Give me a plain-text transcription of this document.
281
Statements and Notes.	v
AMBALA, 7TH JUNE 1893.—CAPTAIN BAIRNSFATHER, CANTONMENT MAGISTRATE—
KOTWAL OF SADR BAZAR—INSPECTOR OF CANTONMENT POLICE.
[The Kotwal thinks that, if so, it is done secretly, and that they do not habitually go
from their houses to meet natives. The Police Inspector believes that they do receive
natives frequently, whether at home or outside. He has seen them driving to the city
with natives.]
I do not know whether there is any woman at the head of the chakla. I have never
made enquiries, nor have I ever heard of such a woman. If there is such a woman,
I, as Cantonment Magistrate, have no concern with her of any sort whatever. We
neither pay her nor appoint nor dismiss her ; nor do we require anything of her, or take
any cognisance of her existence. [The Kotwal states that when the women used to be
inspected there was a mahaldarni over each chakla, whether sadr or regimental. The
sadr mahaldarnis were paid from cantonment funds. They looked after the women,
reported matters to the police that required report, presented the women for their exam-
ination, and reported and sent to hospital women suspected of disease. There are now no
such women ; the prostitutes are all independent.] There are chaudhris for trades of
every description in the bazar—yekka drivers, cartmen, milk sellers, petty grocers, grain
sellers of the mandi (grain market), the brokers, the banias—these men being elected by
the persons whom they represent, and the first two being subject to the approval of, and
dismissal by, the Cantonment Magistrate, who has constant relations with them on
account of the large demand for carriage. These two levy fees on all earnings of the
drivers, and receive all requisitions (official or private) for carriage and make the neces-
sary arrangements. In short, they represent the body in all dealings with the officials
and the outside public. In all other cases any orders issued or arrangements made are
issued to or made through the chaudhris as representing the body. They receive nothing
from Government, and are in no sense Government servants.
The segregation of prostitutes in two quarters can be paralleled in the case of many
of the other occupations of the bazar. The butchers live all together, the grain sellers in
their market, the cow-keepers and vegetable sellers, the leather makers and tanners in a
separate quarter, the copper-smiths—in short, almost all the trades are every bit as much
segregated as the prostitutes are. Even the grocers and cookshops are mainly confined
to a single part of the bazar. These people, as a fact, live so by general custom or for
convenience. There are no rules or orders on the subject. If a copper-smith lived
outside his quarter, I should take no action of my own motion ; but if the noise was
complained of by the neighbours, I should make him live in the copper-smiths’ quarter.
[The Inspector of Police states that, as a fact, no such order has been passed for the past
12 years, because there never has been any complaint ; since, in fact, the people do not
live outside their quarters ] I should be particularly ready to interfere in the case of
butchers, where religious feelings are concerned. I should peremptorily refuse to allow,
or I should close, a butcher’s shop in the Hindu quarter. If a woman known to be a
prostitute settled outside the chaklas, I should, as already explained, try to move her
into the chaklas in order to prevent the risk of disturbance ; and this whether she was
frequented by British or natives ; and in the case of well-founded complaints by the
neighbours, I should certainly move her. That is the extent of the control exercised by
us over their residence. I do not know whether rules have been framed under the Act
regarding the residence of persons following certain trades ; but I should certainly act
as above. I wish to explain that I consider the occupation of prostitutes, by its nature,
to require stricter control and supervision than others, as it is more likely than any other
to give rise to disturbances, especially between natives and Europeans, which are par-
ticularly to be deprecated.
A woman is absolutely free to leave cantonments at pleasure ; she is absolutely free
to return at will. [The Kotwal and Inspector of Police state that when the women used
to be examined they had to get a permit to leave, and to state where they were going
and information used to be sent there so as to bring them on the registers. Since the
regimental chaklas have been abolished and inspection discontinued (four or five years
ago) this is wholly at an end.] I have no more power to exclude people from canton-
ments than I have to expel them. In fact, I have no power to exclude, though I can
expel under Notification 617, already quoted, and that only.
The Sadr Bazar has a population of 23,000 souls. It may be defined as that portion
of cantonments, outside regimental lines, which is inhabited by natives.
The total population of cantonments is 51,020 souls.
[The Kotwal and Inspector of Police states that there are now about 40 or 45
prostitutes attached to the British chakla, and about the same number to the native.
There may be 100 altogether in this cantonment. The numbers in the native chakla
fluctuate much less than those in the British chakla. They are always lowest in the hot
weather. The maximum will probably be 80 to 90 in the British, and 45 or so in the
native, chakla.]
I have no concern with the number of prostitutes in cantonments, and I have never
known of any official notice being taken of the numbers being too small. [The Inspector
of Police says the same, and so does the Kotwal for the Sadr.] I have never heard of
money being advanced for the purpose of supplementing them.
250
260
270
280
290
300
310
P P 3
◇ ◇ ◇ ◇ ◇ ◇ ◇
PROBLEM DETAILS: Filter the records above and return every line that holds the word "natives".

TASK OUTPUT:
from their houses to meet natives. The Police Inspector believes that they do receive
natives frequently, whether at home or outside. He has seen them driving to the city
with natives.]
frequented by British or natives ; and in the case of well-founded complaints by the
to give rise to disturbances, especially between natives and Europeans, which are par-
of cantonments, outside regimental lines, which is inhabited by natives.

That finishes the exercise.